[Recorded data]
****

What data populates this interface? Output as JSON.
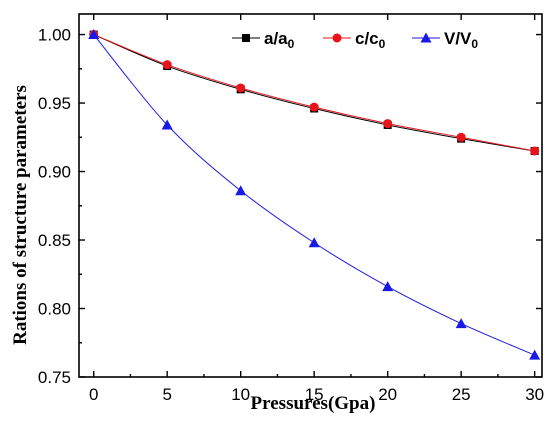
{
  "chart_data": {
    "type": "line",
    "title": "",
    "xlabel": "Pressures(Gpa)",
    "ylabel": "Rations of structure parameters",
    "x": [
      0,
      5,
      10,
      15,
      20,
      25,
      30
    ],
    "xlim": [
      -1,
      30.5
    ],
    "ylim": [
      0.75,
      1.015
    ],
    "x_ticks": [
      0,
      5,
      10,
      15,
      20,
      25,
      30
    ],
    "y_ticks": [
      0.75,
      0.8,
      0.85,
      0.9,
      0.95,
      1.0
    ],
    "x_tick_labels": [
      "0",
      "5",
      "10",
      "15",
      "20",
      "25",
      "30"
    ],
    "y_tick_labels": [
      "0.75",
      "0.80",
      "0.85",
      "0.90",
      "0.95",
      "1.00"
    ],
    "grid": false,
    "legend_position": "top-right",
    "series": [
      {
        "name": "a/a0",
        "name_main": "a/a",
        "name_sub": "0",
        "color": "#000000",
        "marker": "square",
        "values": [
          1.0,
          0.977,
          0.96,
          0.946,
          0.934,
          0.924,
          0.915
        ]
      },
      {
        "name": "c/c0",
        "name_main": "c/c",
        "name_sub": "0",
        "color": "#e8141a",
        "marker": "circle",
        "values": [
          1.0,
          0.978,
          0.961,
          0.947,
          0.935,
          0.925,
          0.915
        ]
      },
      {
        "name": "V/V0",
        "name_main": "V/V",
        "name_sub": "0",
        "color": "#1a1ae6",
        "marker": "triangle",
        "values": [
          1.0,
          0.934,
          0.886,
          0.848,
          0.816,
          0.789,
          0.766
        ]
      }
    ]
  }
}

****

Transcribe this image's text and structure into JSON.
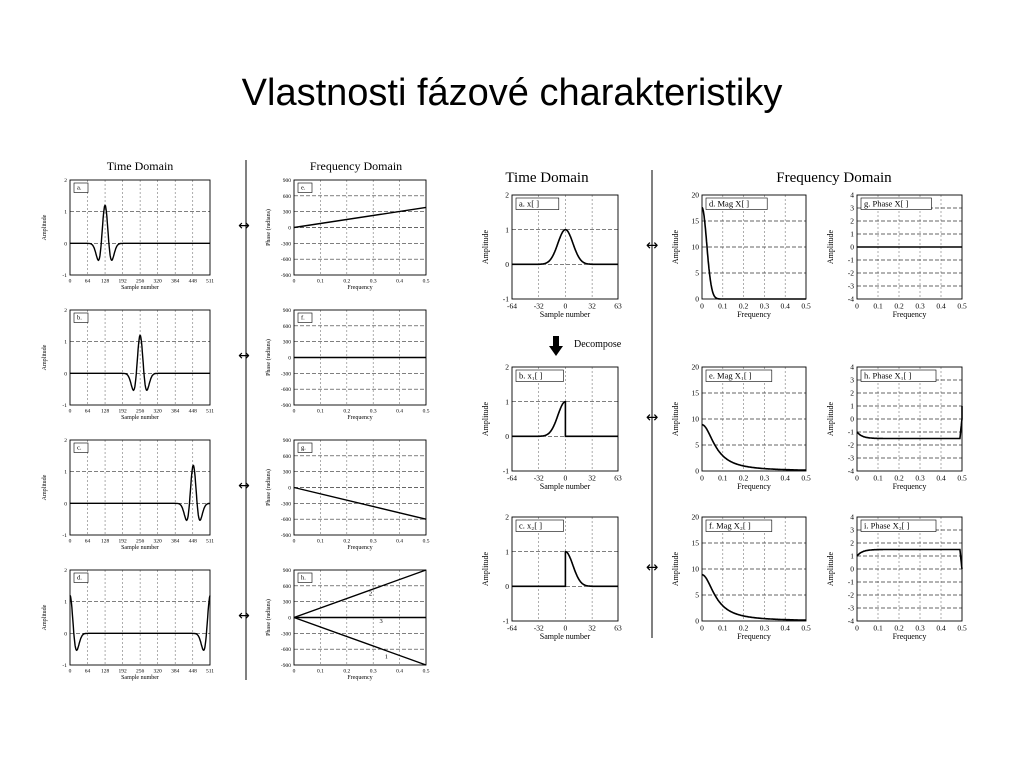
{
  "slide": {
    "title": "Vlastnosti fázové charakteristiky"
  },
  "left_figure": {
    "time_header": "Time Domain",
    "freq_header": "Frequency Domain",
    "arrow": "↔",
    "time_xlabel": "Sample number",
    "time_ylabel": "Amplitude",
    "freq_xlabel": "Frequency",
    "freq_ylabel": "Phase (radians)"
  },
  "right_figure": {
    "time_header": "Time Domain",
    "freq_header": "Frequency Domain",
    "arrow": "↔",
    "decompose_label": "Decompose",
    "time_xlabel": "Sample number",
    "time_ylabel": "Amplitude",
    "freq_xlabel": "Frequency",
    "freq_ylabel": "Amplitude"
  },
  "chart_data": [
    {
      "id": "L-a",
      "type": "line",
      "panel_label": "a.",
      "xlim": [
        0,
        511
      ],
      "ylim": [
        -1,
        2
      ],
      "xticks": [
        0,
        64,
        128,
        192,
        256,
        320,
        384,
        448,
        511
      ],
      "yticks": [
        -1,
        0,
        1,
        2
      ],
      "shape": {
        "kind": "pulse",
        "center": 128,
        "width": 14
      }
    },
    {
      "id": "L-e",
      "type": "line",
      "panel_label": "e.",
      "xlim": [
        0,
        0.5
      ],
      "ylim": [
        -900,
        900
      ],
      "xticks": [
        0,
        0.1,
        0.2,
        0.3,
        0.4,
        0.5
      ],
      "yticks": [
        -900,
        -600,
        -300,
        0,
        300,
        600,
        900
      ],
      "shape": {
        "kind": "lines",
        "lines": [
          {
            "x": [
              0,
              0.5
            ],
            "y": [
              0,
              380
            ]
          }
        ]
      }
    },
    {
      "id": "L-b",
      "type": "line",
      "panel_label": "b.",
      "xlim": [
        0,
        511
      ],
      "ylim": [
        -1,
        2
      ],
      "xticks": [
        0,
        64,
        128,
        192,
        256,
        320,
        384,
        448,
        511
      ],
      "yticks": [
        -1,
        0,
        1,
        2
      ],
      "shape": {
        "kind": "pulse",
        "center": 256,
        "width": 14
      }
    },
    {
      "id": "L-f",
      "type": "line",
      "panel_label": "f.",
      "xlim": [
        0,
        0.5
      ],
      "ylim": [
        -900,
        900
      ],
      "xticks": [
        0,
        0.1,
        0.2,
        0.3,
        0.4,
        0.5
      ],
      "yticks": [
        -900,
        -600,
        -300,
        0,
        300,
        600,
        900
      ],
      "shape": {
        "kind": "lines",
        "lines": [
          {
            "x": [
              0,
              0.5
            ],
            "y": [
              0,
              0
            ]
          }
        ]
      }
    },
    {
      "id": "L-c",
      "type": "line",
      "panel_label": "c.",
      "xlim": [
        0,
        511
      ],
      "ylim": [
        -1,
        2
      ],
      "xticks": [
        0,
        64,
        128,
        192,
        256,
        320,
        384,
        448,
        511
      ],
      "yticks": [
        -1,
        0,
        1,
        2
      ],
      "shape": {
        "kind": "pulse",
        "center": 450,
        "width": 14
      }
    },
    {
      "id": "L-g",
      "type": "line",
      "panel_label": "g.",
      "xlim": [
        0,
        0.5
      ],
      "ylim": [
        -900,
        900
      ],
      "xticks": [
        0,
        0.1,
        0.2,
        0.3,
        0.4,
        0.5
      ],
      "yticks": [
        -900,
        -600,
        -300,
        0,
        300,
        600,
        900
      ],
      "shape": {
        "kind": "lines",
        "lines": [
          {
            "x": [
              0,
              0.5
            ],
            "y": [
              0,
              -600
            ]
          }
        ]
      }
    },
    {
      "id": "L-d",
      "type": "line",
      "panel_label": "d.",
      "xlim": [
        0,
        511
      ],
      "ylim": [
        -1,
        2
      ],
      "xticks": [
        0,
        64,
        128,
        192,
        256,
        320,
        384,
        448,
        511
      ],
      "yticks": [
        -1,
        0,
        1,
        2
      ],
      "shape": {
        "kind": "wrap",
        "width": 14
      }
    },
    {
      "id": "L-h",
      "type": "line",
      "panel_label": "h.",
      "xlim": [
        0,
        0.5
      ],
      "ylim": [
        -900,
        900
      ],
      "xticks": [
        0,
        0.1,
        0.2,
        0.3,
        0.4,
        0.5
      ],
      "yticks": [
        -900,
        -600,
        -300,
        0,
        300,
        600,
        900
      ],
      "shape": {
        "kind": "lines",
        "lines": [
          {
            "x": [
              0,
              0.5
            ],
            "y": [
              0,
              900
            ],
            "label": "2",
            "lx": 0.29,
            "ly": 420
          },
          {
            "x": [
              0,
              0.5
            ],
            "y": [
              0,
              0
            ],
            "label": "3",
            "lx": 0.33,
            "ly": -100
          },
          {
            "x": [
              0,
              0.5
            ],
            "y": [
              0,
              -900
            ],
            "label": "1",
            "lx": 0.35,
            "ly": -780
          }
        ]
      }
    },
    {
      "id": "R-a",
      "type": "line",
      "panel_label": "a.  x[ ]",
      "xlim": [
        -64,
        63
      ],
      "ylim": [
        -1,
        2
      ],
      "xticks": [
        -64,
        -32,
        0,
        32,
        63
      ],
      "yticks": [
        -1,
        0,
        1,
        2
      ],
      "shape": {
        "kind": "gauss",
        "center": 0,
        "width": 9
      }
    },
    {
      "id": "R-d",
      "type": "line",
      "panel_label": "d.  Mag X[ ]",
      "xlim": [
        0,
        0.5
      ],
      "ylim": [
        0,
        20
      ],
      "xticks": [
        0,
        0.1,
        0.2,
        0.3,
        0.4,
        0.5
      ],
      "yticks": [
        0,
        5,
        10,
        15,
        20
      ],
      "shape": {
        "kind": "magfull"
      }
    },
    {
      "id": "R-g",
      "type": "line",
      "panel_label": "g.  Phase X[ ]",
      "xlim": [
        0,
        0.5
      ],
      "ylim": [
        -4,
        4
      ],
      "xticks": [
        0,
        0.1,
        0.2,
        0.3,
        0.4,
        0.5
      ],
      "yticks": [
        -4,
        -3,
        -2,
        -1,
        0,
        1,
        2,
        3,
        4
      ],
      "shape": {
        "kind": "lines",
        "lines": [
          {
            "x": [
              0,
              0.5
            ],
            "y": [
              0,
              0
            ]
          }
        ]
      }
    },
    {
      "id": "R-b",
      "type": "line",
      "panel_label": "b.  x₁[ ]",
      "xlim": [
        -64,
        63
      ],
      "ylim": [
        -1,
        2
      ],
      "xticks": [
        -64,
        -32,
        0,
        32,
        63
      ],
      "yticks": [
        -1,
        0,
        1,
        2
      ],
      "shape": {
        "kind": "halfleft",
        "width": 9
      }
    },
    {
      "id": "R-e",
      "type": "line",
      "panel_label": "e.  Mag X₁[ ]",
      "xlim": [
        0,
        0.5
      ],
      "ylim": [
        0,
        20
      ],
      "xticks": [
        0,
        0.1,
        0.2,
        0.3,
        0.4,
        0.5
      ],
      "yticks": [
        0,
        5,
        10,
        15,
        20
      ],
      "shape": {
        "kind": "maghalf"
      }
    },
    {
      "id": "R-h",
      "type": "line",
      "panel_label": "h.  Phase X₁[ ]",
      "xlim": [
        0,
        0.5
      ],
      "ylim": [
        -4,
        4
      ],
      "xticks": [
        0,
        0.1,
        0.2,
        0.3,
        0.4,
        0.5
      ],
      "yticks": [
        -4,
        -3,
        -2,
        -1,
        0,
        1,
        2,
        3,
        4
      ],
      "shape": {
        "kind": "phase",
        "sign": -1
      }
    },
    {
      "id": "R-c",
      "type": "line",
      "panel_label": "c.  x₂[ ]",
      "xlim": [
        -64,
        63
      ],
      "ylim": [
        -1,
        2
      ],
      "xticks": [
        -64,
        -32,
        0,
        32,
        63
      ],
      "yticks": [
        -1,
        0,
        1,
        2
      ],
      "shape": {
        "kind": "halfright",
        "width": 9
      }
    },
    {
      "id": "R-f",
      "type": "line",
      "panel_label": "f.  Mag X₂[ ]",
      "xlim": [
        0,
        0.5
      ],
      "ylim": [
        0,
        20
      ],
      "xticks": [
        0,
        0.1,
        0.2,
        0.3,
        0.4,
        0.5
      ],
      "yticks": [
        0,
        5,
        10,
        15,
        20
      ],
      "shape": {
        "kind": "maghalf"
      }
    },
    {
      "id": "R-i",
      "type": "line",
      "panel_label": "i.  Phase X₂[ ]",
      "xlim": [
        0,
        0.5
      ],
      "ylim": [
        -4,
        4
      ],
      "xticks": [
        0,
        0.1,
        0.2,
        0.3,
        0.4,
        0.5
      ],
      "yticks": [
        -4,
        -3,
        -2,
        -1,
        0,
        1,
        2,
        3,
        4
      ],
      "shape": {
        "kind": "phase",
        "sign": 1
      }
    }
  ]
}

****

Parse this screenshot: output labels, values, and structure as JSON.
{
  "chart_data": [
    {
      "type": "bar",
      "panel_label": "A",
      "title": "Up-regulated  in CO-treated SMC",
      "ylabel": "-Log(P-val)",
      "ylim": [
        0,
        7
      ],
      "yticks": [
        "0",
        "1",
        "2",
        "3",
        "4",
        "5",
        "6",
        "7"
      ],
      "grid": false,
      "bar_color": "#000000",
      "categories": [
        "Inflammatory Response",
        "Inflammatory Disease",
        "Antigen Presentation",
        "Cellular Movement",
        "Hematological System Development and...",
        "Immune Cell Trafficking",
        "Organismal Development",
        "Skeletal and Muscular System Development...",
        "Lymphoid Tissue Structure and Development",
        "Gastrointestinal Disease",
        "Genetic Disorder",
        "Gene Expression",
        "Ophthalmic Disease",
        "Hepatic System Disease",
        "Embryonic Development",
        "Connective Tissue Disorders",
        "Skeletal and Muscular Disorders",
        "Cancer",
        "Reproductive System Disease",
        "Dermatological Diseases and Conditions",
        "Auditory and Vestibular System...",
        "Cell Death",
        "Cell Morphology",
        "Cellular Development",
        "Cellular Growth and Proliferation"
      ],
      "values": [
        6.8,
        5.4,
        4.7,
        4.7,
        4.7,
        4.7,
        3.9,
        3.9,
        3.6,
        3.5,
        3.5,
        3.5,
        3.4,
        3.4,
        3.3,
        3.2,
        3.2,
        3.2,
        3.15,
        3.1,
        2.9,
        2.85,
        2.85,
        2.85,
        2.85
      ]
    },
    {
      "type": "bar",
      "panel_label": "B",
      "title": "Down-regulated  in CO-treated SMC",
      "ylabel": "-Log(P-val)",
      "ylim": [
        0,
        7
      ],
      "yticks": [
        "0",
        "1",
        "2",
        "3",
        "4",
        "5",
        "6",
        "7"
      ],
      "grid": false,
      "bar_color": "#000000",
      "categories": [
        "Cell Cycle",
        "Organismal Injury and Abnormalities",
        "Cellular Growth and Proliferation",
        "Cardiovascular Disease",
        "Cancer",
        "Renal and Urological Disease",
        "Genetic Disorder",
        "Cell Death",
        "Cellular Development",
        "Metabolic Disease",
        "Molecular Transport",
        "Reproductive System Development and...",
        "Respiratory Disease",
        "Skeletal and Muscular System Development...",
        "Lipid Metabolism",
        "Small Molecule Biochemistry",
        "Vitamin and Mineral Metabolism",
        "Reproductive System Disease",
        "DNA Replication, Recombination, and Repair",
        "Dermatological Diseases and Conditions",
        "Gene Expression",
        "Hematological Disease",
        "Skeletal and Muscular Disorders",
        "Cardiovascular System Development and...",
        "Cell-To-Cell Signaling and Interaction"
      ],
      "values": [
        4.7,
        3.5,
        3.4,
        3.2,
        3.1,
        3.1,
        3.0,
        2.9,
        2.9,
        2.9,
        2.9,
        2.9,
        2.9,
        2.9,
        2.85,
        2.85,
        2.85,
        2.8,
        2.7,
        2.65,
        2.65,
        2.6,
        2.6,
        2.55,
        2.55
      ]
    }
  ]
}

****

Search the records for the string "Inflammatory" and return every line in which it occurs.

        "Inflammatory Response",
        "Inflammatory Disease",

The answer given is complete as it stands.